■ GOAL
In the records below, find each line containing the word "huorong" and copy it.
· · · · ·
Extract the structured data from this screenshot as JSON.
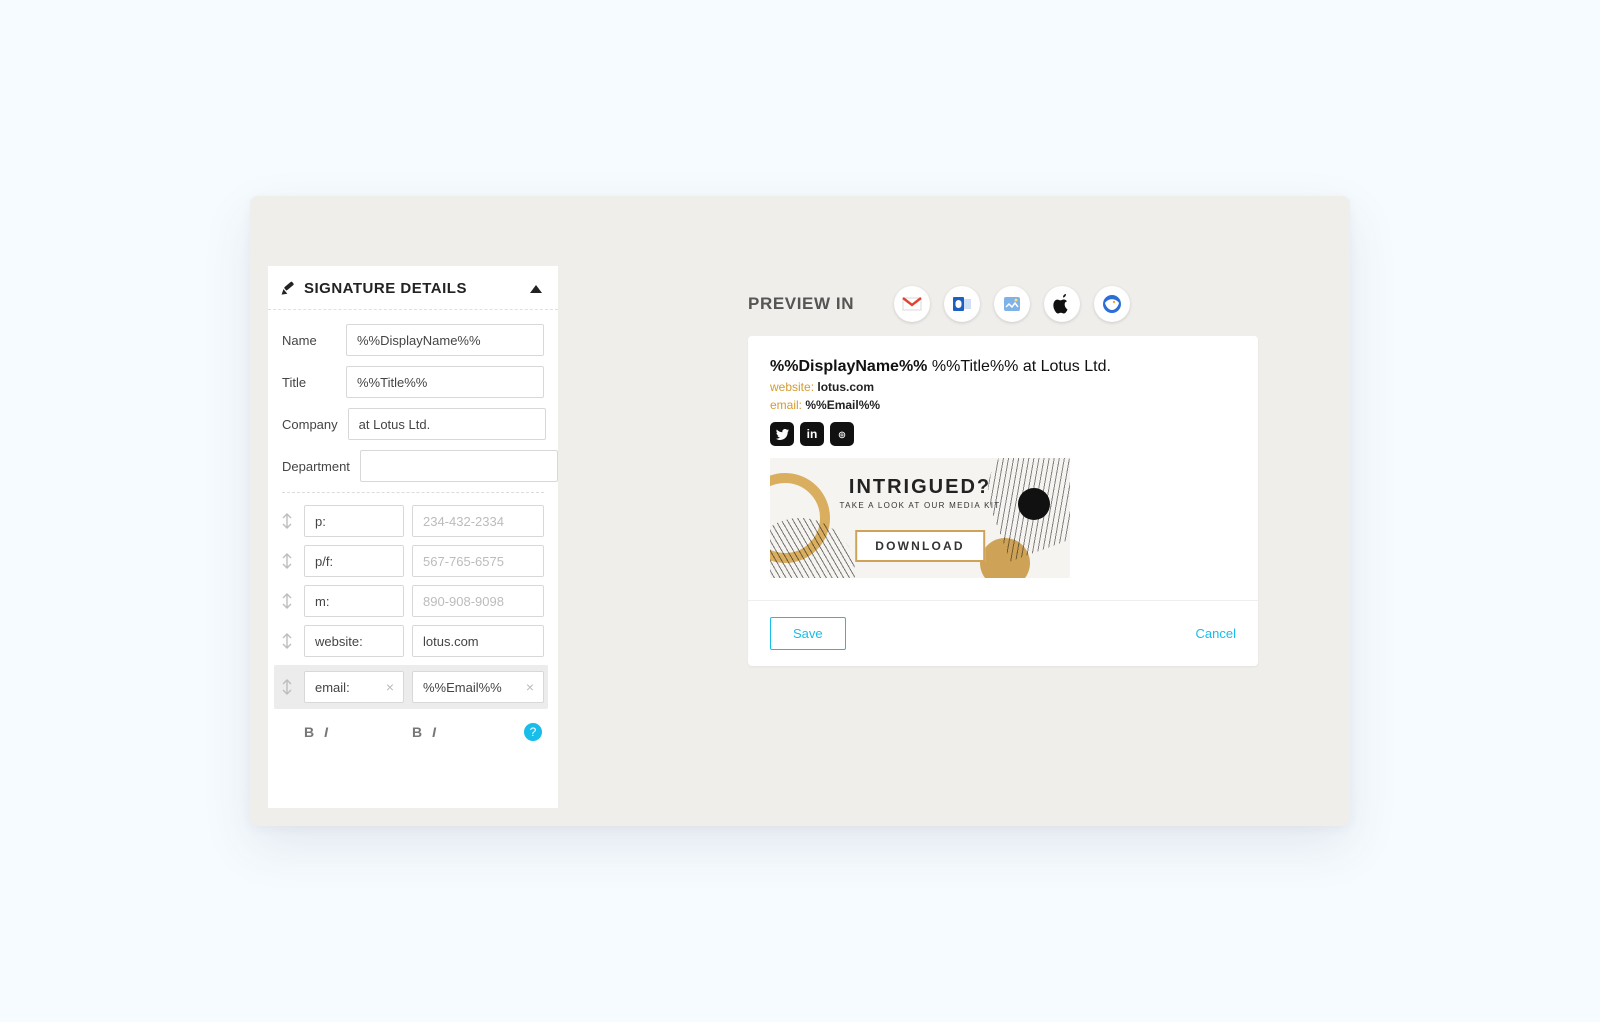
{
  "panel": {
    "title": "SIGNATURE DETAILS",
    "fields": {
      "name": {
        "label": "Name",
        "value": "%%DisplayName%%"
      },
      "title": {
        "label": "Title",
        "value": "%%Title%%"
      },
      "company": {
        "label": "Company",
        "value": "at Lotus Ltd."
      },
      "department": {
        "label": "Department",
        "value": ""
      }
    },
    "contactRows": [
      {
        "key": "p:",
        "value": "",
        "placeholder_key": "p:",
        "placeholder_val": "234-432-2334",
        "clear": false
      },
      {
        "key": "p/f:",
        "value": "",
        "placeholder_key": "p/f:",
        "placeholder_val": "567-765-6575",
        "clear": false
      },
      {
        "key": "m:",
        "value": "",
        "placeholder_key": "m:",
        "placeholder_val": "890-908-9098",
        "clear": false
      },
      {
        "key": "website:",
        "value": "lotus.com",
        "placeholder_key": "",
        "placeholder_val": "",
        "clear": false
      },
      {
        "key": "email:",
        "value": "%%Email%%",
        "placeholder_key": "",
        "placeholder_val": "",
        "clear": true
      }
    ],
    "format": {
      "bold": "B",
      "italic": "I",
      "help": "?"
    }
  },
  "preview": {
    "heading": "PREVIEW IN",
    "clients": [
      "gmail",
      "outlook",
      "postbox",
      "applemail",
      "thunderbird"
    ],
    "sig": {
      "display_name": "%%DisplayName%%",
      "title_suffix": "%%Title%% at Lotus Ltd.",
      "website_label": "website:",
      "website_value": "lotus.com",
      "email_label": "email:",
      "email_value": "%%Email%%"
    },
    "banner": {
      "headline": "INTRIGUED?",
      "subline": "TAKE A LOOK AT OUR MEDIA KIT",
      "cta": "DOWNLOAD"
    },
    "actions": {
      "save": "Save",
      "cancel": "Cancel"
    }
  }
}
· · · · ·
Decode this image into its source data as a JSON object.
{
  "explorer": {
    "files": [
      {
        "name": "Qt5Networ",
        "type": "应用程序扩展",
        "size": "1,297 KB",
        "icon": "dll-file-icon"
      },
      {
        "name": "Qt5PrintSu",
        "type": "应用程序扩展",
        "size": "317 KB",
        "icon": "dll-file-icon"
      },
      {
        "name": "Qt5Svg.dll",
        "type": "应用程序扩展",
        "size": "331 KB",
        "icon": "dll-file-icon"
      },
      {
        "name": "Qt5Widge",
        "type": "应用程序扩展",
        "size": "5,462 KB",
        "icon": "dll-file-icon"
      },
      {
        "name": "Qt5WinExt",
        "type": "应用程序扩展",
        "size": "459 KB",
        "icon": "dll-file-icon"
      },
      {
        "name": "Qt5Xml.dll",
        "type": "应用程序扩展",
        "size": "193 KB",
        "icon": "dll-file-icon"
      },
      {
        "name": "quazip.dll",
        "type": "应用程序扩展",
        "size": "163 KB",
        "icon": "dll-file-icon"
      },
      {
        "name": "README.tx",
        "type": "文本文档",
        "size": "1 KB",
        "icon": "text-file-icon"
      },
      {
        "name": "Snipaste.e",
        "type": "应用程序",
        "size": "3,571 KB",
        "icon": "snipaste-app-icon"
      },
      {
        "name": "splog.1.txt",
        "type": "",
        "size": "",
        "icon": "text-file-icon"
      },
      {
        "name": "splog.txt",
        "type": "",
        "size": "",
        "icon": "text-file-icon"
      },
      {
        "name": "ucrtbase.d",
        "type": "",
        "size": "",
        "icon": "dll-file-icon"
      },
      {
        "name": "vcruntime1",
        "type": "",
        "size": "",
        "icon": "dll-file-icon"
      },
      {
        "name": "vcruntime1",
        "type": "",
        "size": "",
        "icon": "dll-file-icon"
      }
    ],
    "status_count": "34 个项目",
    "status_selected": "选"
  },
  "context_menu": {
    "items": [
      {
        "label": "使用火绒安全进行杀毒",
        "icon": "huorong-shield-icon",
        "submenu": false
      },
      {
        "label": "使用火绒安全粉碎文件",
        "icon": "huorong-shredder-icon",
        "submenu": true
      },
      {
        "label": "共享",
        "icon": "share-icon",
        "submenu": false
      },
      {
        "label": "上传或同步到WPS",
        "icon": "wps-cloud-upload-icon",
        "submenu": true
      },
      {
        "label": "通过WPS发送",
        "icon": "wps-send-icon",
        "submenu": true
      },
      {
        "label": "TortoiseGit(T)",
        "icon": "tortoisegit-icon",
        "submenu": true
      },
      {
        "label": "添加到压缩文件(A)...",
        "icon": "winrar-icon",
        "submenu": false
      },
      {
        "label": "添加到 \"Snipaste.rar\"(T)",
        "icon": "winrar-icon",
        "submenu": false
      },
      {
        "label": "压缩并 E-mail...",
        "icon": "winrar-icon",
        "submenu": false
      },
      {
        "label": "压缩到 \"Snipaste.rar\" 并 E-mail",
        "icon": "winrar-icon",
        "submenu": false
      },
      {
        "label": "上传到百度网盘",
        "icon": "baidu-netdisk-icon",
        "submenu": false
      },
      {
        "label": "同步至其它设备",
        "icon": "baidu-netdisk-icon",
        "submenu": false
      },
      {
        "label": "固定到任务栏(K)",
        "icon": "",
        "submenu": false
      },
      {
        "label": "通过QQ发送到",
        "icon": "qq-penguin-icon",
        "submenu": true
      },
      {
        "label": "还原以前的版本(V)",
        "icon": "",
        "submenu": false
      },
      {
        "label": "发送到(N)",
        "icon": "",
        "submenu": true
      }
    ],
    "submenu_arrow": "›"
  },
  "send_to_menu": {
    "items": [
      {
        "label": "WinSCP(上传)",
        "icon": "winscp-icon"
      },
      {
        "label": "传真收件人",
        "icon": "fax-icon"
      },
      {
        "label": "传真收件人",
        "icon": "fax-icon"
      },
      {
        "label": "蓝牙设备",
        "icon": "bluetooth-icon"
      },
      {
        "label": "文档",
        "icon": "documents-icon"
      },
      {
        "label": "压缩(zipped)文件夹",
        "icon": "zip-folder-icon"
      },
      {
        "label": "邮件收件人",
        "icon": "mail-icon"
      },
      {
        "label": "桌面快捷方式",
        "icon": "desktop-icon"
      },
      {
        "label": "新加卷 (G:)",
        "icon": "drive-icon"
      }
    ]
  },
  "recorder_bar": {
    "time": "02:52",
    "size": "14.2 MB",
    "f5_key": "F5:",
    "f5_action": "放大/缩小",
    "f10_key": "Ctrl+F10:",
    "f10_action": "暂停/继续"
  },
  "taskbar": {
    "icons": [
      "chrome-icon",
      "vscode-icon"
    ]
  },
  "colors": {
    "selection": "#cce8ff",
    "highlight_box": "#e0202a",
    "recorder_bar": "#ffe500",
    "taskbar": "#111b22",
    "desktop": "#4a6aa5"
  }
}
· · · · ·
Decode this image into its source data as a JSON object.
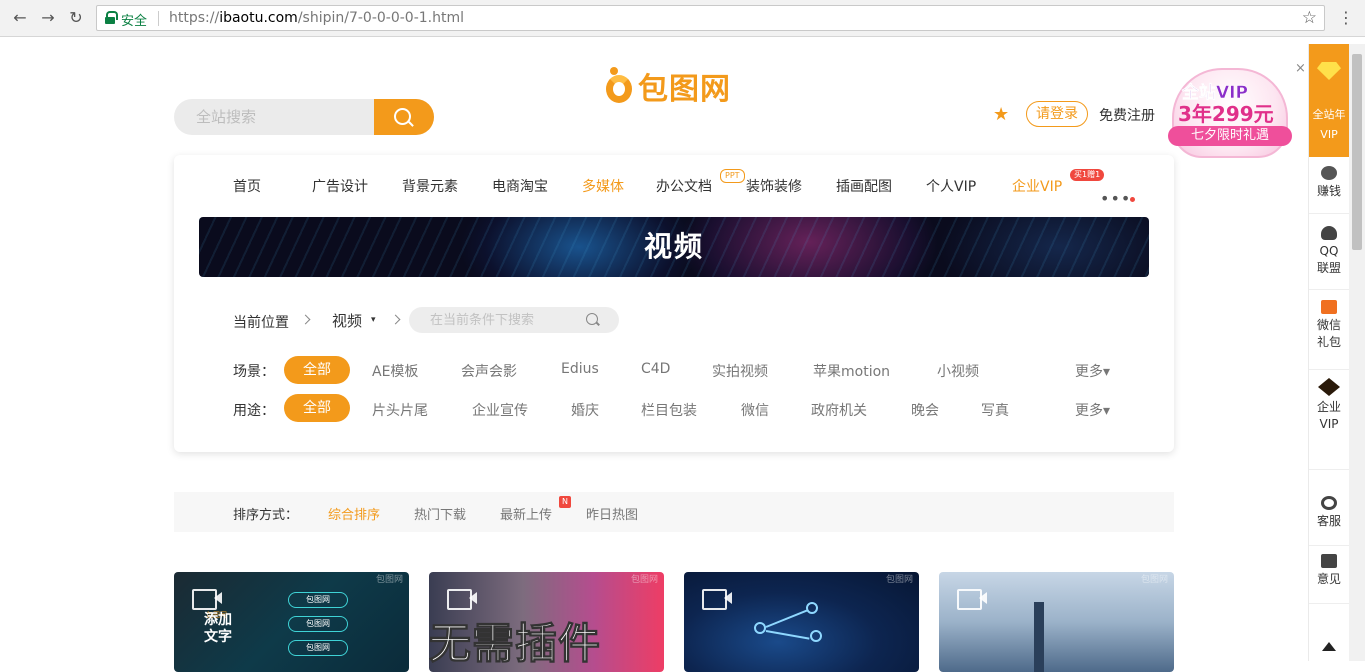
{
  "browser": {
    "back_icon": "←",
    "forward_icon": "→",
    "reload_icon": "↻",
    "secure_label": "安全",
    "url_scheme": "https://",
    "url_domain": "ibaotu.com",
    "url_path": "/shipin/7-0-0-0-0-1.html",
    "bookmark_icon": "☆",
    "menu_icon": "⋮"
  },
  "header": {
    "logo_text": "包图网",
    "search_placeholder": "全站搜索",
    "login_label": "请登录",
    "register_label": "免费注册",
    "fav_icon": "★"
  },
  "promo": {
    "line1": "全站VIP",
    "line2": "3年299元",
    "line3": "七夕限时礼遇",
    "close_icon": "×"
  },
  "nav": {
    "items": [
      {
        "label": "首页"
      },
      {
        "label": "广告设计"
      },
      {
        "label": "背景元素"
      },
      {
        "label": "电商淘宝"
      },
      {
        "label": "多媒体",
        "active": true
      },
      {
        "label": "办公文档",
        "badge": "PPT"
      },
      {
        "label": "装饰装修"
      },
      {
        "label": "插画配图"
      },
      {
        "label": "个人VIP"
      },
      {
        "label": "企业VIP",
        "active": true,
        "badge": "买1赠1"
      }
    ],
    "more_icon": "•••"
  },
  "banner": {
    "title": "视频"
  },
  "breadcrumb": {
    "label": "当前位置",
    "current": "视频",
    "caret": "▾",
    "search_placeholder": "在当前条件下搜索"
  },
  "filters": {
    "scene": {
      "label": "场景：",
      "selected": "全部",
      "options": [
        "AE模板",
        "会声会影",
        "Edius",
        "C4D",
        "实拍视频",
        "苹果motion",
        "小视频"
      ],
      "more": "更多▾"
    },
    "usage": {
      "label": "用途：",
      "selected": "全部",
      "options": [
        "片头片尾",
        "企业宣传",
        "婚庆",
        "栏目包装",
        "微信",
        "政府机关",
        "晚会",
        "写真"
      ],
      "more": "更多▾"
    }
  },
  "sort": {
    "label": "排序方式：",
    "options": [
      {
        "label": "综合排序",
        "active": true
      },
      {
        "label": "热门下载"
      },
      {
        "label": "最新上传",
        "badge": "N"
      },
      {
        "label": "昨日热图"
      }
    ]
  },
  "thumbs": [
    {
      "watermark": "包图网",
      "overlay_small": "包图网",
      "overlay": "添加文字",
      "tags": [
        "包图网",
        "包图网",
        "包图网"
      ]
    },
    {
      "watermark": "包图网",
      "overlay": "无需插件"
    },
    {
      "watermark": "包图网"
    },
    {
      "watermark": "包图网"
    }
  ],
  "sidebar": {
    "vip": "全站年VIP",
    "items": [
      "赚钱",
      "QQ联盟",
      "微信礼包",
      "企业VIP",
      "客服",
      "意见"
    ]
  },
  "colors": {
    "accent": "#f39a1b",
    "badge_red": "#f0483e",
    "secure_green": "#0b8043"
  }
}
· · · · ·
■ EXPECTED ANSWER
        "icon": "huorong-shield-icon",
        "icon": "huorong-shredder-icon",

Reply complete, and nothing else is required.